→ **Given exercise**: Select, from the material below, each line with "предоставляются" in it.

→ **Data shown**:
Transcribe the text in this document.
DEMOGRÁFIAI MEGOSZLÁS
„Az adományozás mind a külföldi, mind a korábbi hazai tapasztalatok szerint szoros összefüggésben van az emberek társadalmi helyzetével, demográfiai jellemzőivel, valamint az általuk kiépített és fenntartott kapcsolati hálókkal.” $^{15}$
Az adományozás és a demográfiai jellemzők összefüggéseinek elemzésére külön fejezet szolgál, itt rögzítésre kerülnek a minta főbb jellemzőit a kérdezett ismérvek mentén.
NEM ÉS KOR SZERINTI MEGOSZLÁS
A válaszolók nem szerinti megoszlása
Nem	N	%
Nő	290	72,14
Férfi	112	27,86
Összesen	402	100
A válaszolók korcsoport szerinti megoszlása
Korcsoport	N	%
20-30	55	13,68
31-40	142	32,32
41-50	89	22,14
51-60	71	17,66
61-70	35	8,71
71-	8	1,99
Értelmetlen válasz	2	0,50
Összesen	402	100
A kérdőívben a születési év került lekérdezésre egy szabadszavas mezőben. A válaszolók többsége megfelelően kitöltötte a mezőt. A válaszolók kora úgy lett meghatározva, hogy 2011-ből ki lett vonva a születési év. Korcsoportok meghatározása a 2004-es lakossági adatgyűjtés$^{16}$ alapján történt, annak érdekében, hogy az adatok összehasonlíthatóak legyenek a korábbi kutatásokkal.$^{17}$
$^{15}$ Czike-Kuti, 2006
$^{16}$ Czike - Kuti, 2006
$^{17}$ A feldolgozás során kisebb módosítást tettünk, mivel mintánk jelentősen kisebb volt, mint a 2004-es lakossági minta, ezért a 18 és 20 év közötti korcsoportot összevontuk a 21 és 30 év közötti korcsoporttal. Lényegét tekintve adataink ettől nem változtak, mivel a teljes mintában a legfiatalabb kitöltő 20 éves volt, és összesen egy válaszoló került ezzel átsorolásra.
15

...

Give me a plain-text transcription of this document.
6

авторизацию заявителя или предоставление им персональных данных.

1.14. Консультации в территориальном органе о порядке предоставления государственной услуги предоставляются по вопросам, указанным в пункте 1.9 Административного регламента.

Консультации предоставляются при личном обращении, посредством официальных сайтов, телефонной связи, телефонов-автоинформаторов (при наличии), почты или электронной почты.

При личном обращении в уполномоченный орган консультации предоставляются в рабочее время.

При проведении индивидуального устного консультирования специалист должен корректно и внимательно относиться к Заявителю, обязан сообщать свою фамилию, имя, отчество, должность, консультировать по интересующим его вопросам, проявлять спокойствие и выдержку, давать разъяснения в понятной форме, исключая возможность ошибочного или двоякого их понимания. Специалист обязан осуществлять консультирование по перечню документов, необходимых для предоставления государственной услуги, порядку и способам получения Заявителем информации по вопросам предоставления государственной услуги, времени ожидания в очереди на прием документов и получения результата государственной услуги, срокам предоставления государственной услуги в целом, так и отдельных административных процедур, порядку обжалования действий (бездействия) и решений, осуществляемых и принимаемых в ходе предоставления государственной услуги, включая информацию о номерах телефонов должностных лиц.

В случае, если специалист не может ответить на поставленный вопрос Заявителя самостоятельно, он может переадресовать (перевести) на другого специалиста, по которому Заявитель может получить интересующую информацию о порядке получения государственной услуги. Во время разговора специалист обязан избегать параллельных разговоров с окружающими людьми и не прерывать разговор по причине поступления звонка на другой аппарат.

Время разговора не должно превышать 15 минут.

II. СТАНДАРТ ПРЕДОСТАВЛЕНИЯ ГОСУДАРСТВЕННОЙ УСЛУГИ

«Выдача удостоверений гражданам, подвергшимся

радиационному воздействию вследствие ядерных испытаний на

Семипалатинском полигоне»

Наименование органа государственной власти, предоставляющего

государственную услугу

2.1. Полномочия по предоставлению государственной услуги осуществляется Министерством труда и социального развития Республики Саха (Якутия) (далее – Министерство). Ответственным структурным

→ **Answer below**:
1.14. Консультации в территориальном органе о порядке предоставления государственной услуги предоставляются по вопросам, указанным в пункте 1.9 Административного регламента.
Консультации предоставляются при личном обращении, посредством официальных сайтов, телефонной связи, телефонов-автоинформаторов (при наличии), почты или электронной почты.
При личном обращении в уполномоченный орган консультации предоставляются в рабочее время.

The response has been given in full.